------ Metin alıntısı ------

OLAĞAN DEVRE XXVII. ÇARŞAMBA

İncil: Luka 11, 1-4

İsa bir yerde dua ediyordu. Duasını bitirince öğrencilerinden biri, “Ya Rab”dedi, “Yahya’nın kendi öğrencilerine öğrettiği gibi sen de bize dua etmesini öğret.” İsa onlara, “Dua ederken şöyle söyleyin” dedi:

“Baba, adın kutsal kılınsın.

Egemenliğin gelsin.

Her gün bize gündelik ekmeğimizi ver.

Günahlarımızı bağışla.

Çünkü biz de bize karşı suç işleyen herkesi bağışlıyoruz.

Ayartılmamıza izin verme.”

------ Sağlanan veriler ------

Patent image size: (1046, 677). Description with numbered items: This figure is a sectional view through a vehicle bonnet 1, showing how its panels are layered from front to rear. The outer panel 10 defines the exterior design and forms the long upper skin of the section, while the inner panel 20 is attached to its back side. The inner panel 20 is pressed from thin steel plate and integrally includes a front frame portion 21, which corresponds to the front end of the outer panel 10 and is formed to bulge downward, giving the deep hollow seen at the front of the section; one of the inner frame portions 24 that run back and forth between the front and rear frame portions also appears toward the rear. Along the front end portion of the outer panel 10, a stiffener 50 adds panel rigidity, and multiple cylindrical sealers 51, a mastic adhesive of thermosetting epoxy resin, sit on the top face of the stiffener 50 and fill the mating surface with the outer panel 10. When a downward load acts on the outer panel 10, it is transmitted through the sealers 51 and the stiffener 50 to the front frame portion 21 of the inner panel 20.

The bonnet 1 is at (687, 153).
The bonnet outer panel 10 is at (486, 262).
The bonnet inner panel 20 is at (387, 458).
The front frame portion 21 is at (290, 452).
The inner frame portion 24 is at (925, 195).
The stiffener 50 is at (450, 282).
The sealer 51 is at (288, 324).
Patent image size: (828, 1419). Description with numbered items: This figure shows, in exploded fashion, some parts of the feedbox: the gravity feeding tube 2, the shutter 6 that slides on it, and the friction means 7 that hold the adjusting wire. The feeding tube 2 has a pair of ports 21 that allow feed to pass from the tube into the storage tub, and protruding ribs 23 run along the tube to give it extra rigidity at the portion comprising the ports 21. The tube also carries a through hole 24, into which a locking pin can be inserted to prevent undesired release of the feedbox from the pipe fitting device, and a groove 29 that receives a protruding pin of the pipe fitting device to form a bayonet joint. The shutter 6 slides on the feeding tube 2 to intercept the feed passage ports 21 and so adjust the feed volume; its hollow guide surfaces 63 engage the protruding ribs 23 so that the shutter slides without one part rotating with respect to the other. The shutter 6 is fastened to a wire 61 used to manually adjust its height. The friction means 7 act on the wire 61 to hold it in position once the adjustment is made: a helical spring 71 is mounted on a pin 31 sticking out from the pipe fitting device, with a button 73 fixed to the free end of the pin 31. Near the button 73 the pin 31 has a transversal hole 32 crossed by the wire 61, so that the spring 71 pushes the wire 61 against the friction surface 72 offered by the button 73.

------

Yukarıdaki dua metninden "OLAĞAN DEVRE XXVII." ile "adın kutsal kılınsın." arasındaki kısmı, iki ifade de dahil olmak üzere, hiçbir değişiklik yapmadan yazın.

OLAĞAN DEVRE XXVII. ÇARŞAMBA

İncil: Luka 11, 1-4

İsa bir yerde dua ediyordu. Duasını bitirince öğrencilerinden biri, “Ya Rab”dedi, “Yahya’nın kendi öğrencilerine öğrettiği gibi sen de bize dua etmesini öğret.” İsa onlara, “Dua ederken şöyle söyleyin” dedi:

“Baba, adın kutsal kılınsın.